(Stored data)
════
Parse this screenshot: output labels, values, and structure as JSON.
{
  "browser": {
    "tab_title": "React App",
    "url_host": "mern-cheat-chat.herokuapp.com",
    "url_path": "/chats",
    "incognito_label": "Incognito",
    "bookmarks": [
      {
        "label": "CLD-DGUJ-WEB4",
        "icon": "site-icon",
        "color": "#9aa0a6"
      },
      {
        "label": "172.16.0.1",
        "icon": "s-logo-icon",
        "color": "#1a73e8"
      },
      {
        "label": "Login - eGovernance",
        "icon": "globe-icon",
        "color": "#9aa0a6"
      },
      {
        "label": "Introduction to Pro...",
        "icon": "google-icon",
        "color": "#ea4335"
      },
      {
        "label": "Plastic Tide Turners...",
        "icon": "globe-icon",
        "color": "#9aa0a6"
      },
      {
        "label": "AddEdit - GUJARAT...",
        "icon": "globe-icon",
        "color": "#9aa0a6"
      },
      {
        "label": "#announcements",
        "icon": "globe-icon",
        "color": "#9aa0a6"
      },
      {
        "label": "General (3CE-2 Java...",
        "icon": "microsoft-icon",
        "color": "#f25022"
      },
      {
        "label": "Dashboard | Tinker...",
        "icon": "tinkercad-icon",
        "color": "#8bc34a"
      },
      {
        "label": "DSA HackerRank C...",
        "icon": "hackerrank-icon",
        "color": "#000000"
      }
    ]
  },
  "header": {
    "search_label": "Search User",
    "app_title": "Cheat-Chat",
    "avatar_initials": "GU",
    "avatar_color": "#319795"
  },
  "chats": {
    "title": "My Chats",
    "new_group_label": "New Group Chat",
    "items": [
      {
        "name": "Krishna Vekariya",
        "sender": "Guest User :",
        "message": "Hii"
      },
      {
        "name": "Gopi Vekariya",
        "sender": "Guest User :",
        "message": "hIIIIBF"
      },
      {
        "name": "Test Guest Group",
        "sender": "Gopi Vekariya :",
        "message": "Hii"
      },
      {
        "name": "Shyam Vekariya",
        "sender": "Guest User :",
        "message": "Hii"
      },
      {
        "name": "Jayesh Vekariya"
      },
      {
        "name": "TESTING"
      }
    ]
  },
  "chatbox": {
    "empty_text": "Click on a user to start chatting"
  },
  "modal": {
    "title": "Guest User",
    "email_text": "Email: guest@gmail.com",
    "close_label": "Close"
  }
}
════
GIVEN EXERCISE ▸ Reproduce each entry exactly, leaving out nothing.

REPLY TO THE EXERCISE ▸
Parse this screenshot: output labels, values, and structure as JSON.
{
  "browser": {
    "tab_title": "React App",
    "url_host": "mern-cheat-chat.herokuapp.com",
    "url_path": "/chats",
    "incognito_label": "Incognito",
    "bookmarks": [
      {
        "label": "CLD-DGUJ-WEB4",
        "icon": "site-icon",
        "color": "#9aa0a6"
      },
      {
        "label": "172.16.0.1",
        "icon": "s-logo-icon",
        "color": "#1a73e8"
      },
      {
        "label": "Login - eGovernance",
        "icon": "globe-icon",
        "color": "#9aa0a6"
      },
      {
        "label": "Introduction to Pro...",
        "icon": "google-icon",
        "color": "#ea4335"
      },
      {
        "label": "Plastic Tide Turners...",
        "icon": "globe-icon",
        "color": "#9aa0a6"
      },
      {
        "label": "AddEdit - GUJARAT...",
        "icon": "globe-icon",
        "color": "#9aa0a6"
      },
      {
        "label": "#announcements",
        "icon": "globe-icon",
        "color": "#9aa0a6"
      },
      {
        "label": "General (3CE-2 Java...",
        "icon": "microsoft-icon",
        "color": "#f25022"
      },
      {
        "label": "Dashboard | Tinker...",
        "icon": "tinkercad-icon",
        "color": "#8bc34a"
      },
      {
        "label": "DSA HackerRank C...",
        "icon": "hackerrank-icon",
        "color": "#000000"
      }
    ]
  },
  "header": {
    "search_label": "Search User",
    "app_title": "Cheat-Chat",
    "avatar_initials": "GU",
    "avatar_color": "#319795"
  },
  "chats": {
    "title": "My Chats",
    "new_group_label": "New Group Chat",
    "items": [
      {
        "name": "Krishna Vekariya",
        "sender": "Guest User :",
        "message": "Hii"
      },
      {
        "name": "Gopi Vekariya",
        "sender": "Guest User :",
        "message": "hIIIIBF"
      },
      {
        "name": "Test Guest Group",
        "sender": "Gopi Vekariya :",
        "message": "Hii"
      },
      {
        "name": "Shyam Vekariya",
        "sender": "Guest User :",
        "message": "Hii"
      },
      {
        "name": "Jayesh Vekariya"
      },
      {
        "name": "TESTING"
      }
    ]
  },
  "chatbox": {
    "empty_text": "Click on a user to start chatting"
  },
  "modal": {
    "title": "Guest User",
    "email_text": "Email: guest@gmail.com",
    "close_label": "Close"
  }
}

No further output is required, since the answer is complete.